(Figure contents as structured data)
────────────────────────────────────────
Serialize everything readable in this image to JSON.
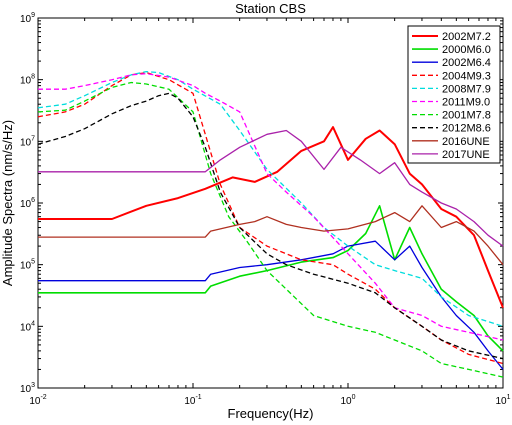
{
  "chart_data": {
    "type": "line",
    "title": "Station CBS",
    "xlabel": "Frequency(Hz)",
    "ylabel": "Amplitude Spectra (nm/s/Hz)",
    "xscale": "log",
    "yscale": "log",
    "xlim": [
      0.01,
      10
    ],
    "ylim": [
      1000,
      1000000000
    ],
    "x_ticks": [
      "10^-2",
      "10^-1",
      "10^0",
      "10^1"
    ],
    "y_ticks": [
      "10^3",
      "10^4",
      "10^5",
      "10^6",
      "10^7",
      "10^8",
      "10^9"
    ],
    "grid": false,
    "legend_position": "top-right",
    "series": [
      {
        "name": "2002M7.2",
        "color": "#ff0000",
        "dash": "solid",
        "width": 2.0,
        "x": [
          0.01,
          0.03,
          0.05,
          0.08,
          0.12,
          0.18,
          0.25,
          0.35,
          0.5,
          0.7,
          0.8,
          1.0,
          1.3,
          1.6,
          2.0,
          2.5,
          3.0,
          4.0,
          5.0,
          6.5,
          8.0,
          10.0
        ],
        "y": [
          550000,
          550000,
          900000,
          1200000,
          1700000,
          2600000,
          2200000,
          3200000,
          7000000,
          10000000,
          17000000,
          5000000,
          11000000,
          15000000,
          9000000,
          3000000,
          2000000,
          800000,
          600000,
          300000,
          80000,
          20000
        ]
      },
      {
        "name": "2000M6.0",
        "color": "#00dd00",
        "dash": "solid",
        "width": 1.6,
        "x": [
          0.01,
          0.05,
          0.12,
          0.13,
          0.2,
          0.3,
          0.5,
          0.8,
          1.0,
          1.3,
          1.6,
          2.0,
          2.5,
          3.0,
          4.0,
          5.0,
          6.5,
          8.0,
          10.0
        ],
        "y": [
          35000,
          35000,
          35000,
          45000,
          65000,
          80000,
          110000,
          130000,
          170000,
          320000,
          900000,
          120000,
          400000,
          150000,
          40000,
          25000,
          15000,
          7000,
          4000
        ]
      },
      {
        "name": "2002M6.4",
        "color": "#0000dd",
        "dash": "solid",
        "width": 1.3,
        "x": [
          0.01,
          0.05,
          0.12,
          0.13,
          0.2,
          0.3,
          0.5,
          0.8,
          1.0,
          1.5,
          2.0,
          2.5,
          3.0,
          4.0,
          5.0,
          6.5,
          8.0,
          10.0
        ],
        "y": [
          55000,
          55000,
          55000,
          70000,
          90000,
          100000,
          120000,
          150000,
          200000,
          240000,
          120000,
          200000,
          90000,
          30000,
          15000,
          8000,
          4000,
          2000
        ]
      },
      {
        "name": "2004M9.3",
        "color": "#ff0000",
        "dash": "dashed",
        "width": 1.3,
        "x": [
          0.01,
          0.015,
          0.02,
          0.03,
          0.04,
          0.05,
          0.07,
          0.1,
          0.15,
          0.2,
          0.3,
          0.5,
          0.8,
          1.0,
          1.5,
          2.0,
          3.0,
          4.0,
          6.0,
          10.0
        ],
        "y": [
          25000000,
          30000000,
          40000000,
          80000000,
          120000000,
          130000000,
          100000000,
          60000000,
          2000000,
          400000,
          200000,
          120000,
          100000,
          70000,
          40000,
          20000,
          10000,
          6000,
          3500,
          2500
        ]
      },
      {
        "name": "2008M7.9",
        "color": "#00dddd",
        "dash": "dashed",
        "width": 1.3,
        "x": [
          0.01,
          0.015,
          0.02,
          0.03,
          0.04,
          0.05,
          0.06,
          0.08,
          0.1,
          0.15,
          0.2,
          0.3,
          0.5,
          0.7,
          1.0,
          1.5,
          2.0,
          3.0,
          4.0,
          6.0,
          10.0
        ],
        "y": [
          35000000,
          40000000,
          55000000,
          90000000,
          120000000,
          135000000,
          130000000,
          100000000,
          70000000,
          40000000,
          15000000,
          3500000,
          1000000,
          400000,
          200000,
          100000,
          80000,
          60000,
          30000,
          15000,
          10000
        ]
      },
      {
        "name": "2011M9.0",
        "color": "#ff00ff",
        "dash": "dashed",
        "width": 1.3,
        "x": [
          0.01,
          0.015,
          0.02,
          0.03,
          0.04,
          0.05,
          0.07,
          0.1,
          0.12,
          0.15,
          0.2,
          0.3,
          0.4,
          0.6,
          1.0,
          1.5,
          2.0,
          3.0,
          4.0,
          6.0,
          10.0
        ],
        "y": [
          70000000,
          70000000,
          80000000,
          100000000,
          120000000,
          125000000,
          110000000,
          80000000,
          60000000,
          45000000,
          30000000,
          3000000,
          1500000,
          600000,
          150000,
          50000,
          20000,
          15000,
          10000,
          8000,
          6000
        ]
      },
      {
        "name": "2001M7.8",
        "color": "#00dd00",
        "dash": "dashed",
        "width": 1.3,
        "x": [
          0.01,
          0.015,
          0.02,
          0.03,
          0.04,
          0.05,
          0.07,
          0.1,
          0.13,
          0.17,
          0.22,
          0.3,
          0.4,
          0.6,
          1.0,
          1.5,
          2.0,
          3.0,
          4.0,
          6.0,
          10.0
        ],
        "y": [
          30000000,
          32000000,
          45000000,
          75000000,
          90000000,
          85000000,
          70000000,
          30000000,
          3000000,
          600000,
          250000,
          80000,
          40000,
          15000,
          10000,
          8000,
          6000,
          4000,
          2500,
          2000,
          1500
        ]
      },
      {
        "name": "2012M8.6",
        "color": "#000000",
        "dash": "dashed",
        "width": 1.3,
        "x": [
          0.01,
          0.015,
          0.02,
          0.03,
          0.04,
          0.05,
          0.06,
          0.07,
          0.08,
          0.1,
          0.12,
          0.15,
          0.2,
          0.3,
          0.4,
          0.6,
          1.0,
          1.5,
          2.0,
          3.0,
          4.0,
          6.0,
          10.0
        ],
        "y": [
          9000000,
          12000000,
          16000000,
          28000000,
          38000000,
          45000000,
          55000000,
          60000000,
          50000000,
          25000000,
          8000000,
          1500000,
          400000,
          150000,
          100000,
          70000,
          50000,
          35000,
          20000,
          10000,
          6000,
          4000,
          3000
        ]
      },
      {
        "name": "2016UNE",
        "color": "#b03020",
        "dash": "solid",
        "width": 1.3,
        "x": [
          0.01,
          0.05,
          0.12,
          0.13,
          0.2,
          0.25,
          0.3,
          0.4,
          0.5,
          0.7,
          1.0,
          1.5,
          2.0,
          2.5,
          3.0,
          4.0,
          5.0,
          6.5,
          8.0,
          10.0
        ],
        "y": [
          280000,
          280000,
          280000,
          350000,
          450000,
          500000,
          600000,
          450000,
          400000,
          350000,
          380000,
          500000,
          700000,
          500000,
          900000,
          400000,
          500000,
          350000,
          200000,
          100000
        ]
      },
      {
        "name": "2017UNE",
        "color": "#aa22aa",
        "dash": "solid",
        "width": 1.3,
        "x": [
          0.01,
          0.05,
          0.12,
          0.15,
          0.2,
          0.3,
          0.4,
          0.5,
          0.7,
          0.9,
          1.2,
          1.6,
          2.0,
          2.5,
          3.0,
          4.0,
          5.0,
          6.5,
          8.0,
          10.0
        ],
        "y": [
          3200000,
          3200000,
          3200000,
          5000000,
          8000000,
          13000000,
          15000000,
          10000000,
          3500000,
          8000000,
          5000000,
          3000000,
          4500000,
          2000000,
          1500000,
          1000000,
          800000,
          500000,
          300000,
          200000
        ]
      }
    ]
  }
}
────────────────────────────────────────
GOAL ::
Extract from the data every line where "color" shows up.

RIGHT ANSWER ::
        "color": "#ff0000",
        "color": "#00dd00",
        "color": "#0000dd",
        "color": "#ff0000",
        "color": "#00dddd",
        "color": "#ff00ff",
        "color": "#00dd00",
        "color": "#000000",
        "color": "#b03020",
        "color": "#aa22aa",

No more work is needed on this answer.